- _YOUR OBJECTIVE_:
Can you write out all the lines word for word, with no pictures?

- _Raw records_:
-- begin --
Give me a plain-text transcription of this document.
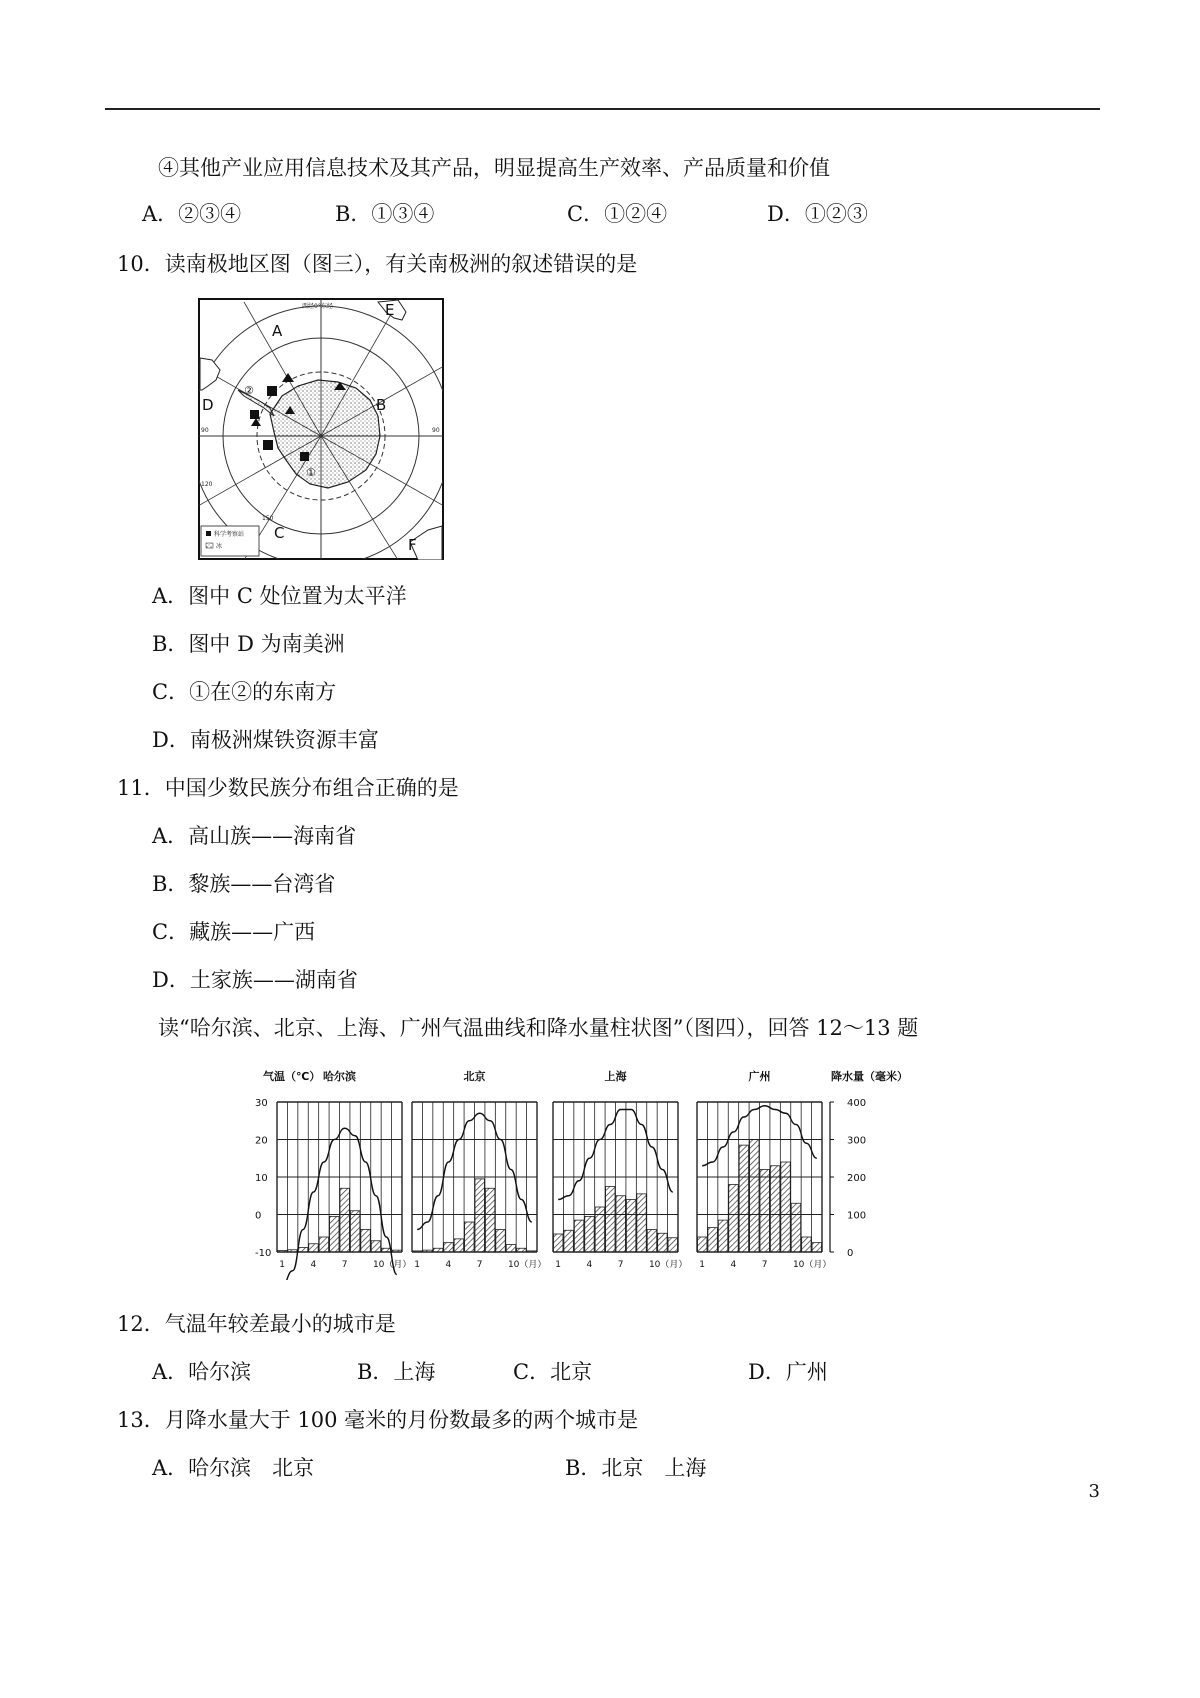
④其他产业应用信息技术及其产品，明显提高生产效率、产品质量和价值
A．②③④	B．①③④	C．①②④	D．①②③
10．读南极地区图（图三），有关南极洲的叙述错误的是
西经0°东经
A
B
C
D
E
F
①
②
90	90
120
150
科学考察站
冰
A．图中 C 处位置为太平洋
B．图中 D 为南美洲
C．①在②的东南方
D．南极洲煤铁资源丰富
11．中国少数民族分布组合正确的是
A．高山族——海南省
B．黎族——台湾省
C．藏族——广西
D．土家族——湖南省
读“哈尔滨、北京、上海、广州气温曲线和降水量柱状图”（图四），回答 12～13 题
气温（℃）	降水量（毫米）
30
20
10
0
-10
400
300
200
100
0
哈尔滨
1	4	7	10（月）
北京
1	4	7	10（月）
上海
1	4	7	10（月）
广州
1	4	7	10（月）
12．气温年较差最小的城市是
A．哈尔滨	B．上海	C．北京	D．广州
13．月降水量大于 100 毫米的月份数最多的两个城市是
A．哈尔滨　北京	B．北京　上海
3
-- end --
- _RESPONSE TO THE TASK_:
Give me a plain-text transcription of this document.
④其他产业应用信息技术及其产品，明显提高生产效率、产品质量和价值
A．②③④	B．①③④	C．①②④	D．①②③
10．读南极地区图（图三），有关南极洲的叙述错误的是
西经0°东经
A
B
C
D
E
F
①
②
90	90
120
150
科学考察站
冰
A．图中 C 处位置为太平洋
B．图中 D 为南美洲
C．①在②的东南方
D．南极洲煤铁资源丰富
11．中国少数民族分布组合正确的是
A．高山族——海南省
B．黎族——台湾省
C．藏族——广西
D．土家族——湖南省
读“哈尔滨、北京、上海、广州气温曲线和降水量柱状图”（图四），回答 12～13 题
气温（℃）	降水量（毫米）
30
20
10
0
-10
400
300
200
100
0
哈尔滨
1	4	7	10（月）
北京
1	4	7	10（月）
上海
1	4	7	10（月）
广州
1	4	7	10（月）
12．气温年较差最小的城市是
A．哈尔滨	B．上海	C．北京	D．广州
13．月降水量大于 100 毫米的月份数最多的两个城市是
A．哈尔滨　北京	B．北京　上海
3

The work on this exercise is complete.